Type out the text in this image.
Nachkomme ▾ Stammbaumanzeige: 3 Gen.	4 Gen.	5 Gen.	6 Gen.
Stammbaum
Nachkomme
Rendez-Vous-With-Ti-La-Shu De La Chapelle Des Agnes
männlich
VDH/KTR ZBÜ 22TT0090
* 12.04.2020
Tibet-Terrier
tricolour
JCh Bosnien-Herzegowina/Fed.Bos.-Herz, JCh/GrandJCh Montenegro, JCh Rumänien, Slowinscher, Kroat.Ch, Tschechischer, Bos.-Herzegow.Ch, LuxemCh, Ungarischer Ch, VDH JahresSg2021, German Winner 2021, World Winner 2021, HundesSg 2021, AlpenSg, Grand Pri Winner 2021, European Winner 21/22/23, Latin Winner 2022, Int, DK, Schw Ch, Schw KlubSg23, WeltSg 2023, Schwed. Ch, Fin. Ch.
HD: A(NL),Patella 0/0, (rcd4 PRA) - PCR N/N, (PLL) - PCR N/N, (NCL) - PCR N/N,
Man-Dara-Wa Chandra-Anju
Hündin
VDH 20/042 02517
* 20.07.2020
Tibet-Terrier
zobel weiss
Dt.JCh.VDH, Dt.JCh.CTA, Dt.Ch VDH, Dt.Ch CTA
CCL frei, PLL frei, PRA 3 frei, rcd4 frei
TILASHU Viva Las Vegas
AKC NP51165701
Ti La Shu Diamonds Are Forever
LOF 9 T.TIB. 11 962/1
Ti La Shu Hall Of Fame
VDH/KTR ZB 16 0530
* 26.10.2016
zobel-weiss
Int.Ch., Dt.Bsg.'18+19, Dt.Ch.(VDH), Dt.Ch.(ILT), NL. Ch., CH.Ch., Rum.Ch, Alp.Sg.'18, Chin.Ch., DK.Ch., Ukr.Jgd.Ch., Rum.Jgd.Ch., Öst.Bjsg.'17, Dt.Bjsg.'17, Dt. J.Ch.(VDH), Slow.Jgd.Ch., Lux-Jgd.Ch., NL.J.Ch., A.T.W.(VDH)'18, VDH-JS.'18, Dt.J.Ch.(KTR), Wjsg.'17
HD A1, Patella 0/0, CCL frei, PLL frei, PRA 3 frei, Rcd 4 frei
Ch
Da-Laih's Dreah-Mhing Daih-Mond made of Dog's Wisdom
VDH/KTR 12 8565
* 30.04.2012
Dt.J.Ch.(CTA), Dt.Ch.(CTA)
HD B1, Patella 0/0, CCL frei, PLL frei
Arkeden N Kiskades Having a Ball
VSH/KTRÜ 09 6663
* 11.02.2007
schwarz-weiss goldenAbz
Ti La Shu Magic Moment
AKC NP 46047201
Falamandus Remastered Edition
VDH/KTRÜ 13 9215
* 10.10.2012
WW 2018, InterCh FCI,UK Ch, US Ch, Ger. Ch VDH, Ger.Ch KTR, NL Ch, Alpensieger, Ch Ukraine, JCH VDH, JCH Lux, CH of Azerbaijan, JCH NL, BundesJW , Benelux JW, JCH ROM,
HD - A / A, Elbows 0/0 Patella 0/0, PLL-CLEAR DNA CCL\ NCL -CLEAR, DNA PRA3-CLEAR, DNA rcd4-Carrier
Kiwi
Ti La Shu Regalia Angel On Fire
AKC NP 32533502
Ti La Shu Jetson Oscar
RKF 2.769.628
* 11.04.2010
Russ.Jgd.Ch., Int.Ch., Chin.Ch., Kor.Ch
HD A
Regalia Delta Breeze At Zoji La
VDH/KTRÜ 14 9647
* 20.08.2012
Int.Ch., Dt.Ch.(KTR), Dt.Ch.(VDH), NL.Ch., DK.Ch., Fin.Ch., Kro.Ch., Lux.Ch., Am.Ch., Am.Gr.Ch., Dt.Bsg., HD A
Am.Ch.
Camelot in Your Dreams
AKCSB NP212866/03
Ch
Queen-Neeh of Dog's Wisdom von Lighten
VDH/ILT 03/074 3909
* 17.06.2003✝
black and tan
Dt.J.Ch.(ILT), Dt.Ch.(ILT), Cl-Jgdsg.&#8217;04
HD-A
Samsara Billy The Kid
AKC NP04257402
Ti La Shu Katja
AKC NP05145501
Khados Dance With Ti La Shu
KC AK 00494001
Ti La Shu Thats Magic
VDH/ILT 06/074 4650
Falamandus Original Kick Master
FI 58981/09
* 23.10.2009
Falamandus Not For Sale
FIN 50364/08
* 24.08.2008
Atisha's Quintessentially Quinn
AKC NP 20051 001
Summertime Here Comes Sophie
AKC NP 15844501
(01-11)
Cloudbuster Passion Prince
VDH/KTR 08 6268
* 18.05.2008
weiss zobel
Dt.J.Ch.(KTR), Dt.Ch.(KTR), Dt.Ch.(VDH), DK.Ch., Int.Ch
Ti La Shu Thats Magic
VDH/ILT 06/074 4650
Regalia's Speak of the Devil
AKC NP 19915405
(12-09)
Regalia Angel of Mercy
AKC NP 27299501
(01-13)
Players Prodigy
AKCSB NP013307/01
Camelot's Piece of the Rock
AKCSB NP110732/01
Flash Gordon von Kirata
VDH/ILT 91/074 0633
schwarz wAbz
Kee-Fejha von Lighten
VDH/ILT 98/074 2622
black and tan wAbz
☆ ☆ ☆ ☆ ☆
#### [What is being asked]
Your task is to repeat every line exactly.

#### [Worked solution]
Type out the text in this image.
Nachkomme ▾ Stammbaumanzeige: 3 Gen.	4 Gen.	5 Gen.	6 Gen.
Stammbaum
Nachkomme
Rendez-Vous-With-Ti-La-Shu De La Chapelle Des Agnes
männlich
VDH/KTR ZBÜ 22TT0090
* 12.04.2020
Tibet-Terrier
tricolour
JCh Bosnien-Herzegowina/Fed.Bos.-Herz, JCh/GrandJCh Montenegro, JCh Rumänien, Slowinscher, Kroat.Ch, Tschechischer, Bos.-Herzegow.Ch, LuxemCh, Ungarischer Ch, VDH JahresSg2021, German Winner 2021, World Winner 2021, HundesSg 2021, AlpenSg, Grand Pri Winner 2021, European Winner 21/22/23, Latin Winner 2022, Int, DK, Schw Ch, Schw KlubSg23, WeltSg 2023, Schwed. Ch, Fin. Ch.
HD: A(NL),Patella 0/0, (rcd4 PRA) - PCR N/N, (PLL) - PCR N/N, (NCL) - PCR N/N,
Man-Dara-Wa Chandra-Anju
Hündin
VDH 20/042 02517
* 20.07.2020
Tibet-Terrier
zobel weiss
Dt.JCh.VDH, Dt.JCh.CTA, Dt.Ch VDH, Dt.Ch CTA
CCL frei, PLL frei, PRA 3 frei, rcd4 frei
TILASHU Viva Las Vegas
AKC NP51165701
Ti La Shu Diamonds Are Forever
LOF 9 T.TIB. 11 962/1
Ti La Shu Hall Of Fame
VDH/KTR ZB 16 0530
* 26.10.2016
zobel-weiss
Int.Ch., Dt.Bsg.'18+19, Dt.Ch.(VDH), Dt.Ch.(ILT), NL. Ch., CH.Ch., Rum.Ch, Alp.Sg.'18, Chin.Ch., DK.Ch., Ukr.Jgd.Ch., Rum.Jgd.Ch., Öst.Bjsg.'17, Dt.Bjsg.'17, Dt. J.Ch.(VDH), Slow.Jgd.Ch., Lux-Jgd.Ch., NL.J.Ch., A.T.W.(VDH)'18, VDH-JS.'18, Dt.J.Ch.(KTR), Wjsg.'17
HD A1, Patella 0/0, CCL frei, PLL frei, PRA 3 frei, Rcd 4 frei
Ch
Da-Laih's Dreah-Mhing Daih-Mond made of Dog's Wisdom
VDH/KTR 12 8565
* 30.04.2012
Dt.J.Ch.(CTA), Dt.Ch.(CTA)
HD B1, Patella 0/0, CCL frei, PLL frei
Arkeden N Kiskades Having a Ball
VSH/KTRÜ 09 6663
* 11.02.2007
schwarz-weiss goldenAbz
Ti La Shu Magic Moment
AKC NP 46047201
Falamandus Remastered Edition
VDH/KTRÜ 13 9215
* 10.10.2012
WW 2018, InterCh FCI,UK Ch, US Ch, Ger. Ch VDH, Ger.Ch KTR, NL Ch, Alpensieger, Ch Ukraine, JCH VDH, JCH Lux, CH of Azerbaijan, JCH NL, BundesJW , Benelux JW, JCH ROM,
HD - A / A, Elbows 0/0 Patella 0/0, PLL-CLEAR DNA CCL\ NCL -CLEAR, DNA PRA3-CLEAR, DNA rcd4-Carrier
Kiwi
Ti La Shu Regalia Angel On Fire
AKC NP 32533502
Ti La Shu Jetson Oscar
RKF 2.769.628
* 11.04.2010
Russ.Jgd.Ch., Int.Ch., Chin.Ch., Kor.Ch
HD A
Regalia Delta Breeze At Zoji La
VDH/KTRÜ 14 9647
* 20.08.2012
Int.Ch., Dt.Ch.(KTR), Dt.Ch.(VDH), NL.Ch., DK.Ch., Fin.Ch., Kro.Ch., Lux.Ch., Am.Ch., Am.Gr.Ch., Dt.Bsg., HD A
Am.Ch.
Camelot in Your Dreams
AKCSB NP212866/03
Ch
Queen-Neeh of Dog's Wisdom von Lighten
VDH/ILT 03/074 3909
* 17.06.2003✝
black and tan
Dt.J.Ch.(ILT), Dt.Ch.(ILT), Cl-Jgdsg.&#8217;04
HD-A
Samsara Billy The Kid
AKC NP04257402
Ti La Shu Katja
AKC NP05145501
Khados Dance With Ti La Shu
KC AK 00494001
Ti La Shu Thats Magic
VDH/ILT 06/074 4650
Falamandus Original Kick Master
FI 58981/09
* 23.10.2009
Falamandus Not For Sale
FIN 50364/08
* 24.08.2008
Atisha's Quintessentially Quinn
AKC NP 20051 001
Summertime Here Comes Sophie
AKC NP 15844501
(01-11)
Cloudbuster Passion Prince
VDH/KTR 08 6268
* 18.05.2008
weiss zobel
Dt.J.Ch.(KTR), Dt.Ch.(KTR), Dt.Ch.(VDH), DK.Ch., Int.Ch
Ti La Shu Thats Magic
VDH/ILT 06/074 4650
Regalia's Speak of the Devil
AKC NP 19915405
(12-09)
Regalia Angel of Mercy
AKC NP 27299501
(01-13)
Players Prodigy
AKCSB NP013307/01
Camelot's Piece of the Rock
AKCSB NP110732/01
Flash Gordon von Kirata
VDH/ILT 91/074 0633
schwarz wAbz
Kee-Fejha von Lighten
VDH/ILT 98/074 2622
black and tan wAbz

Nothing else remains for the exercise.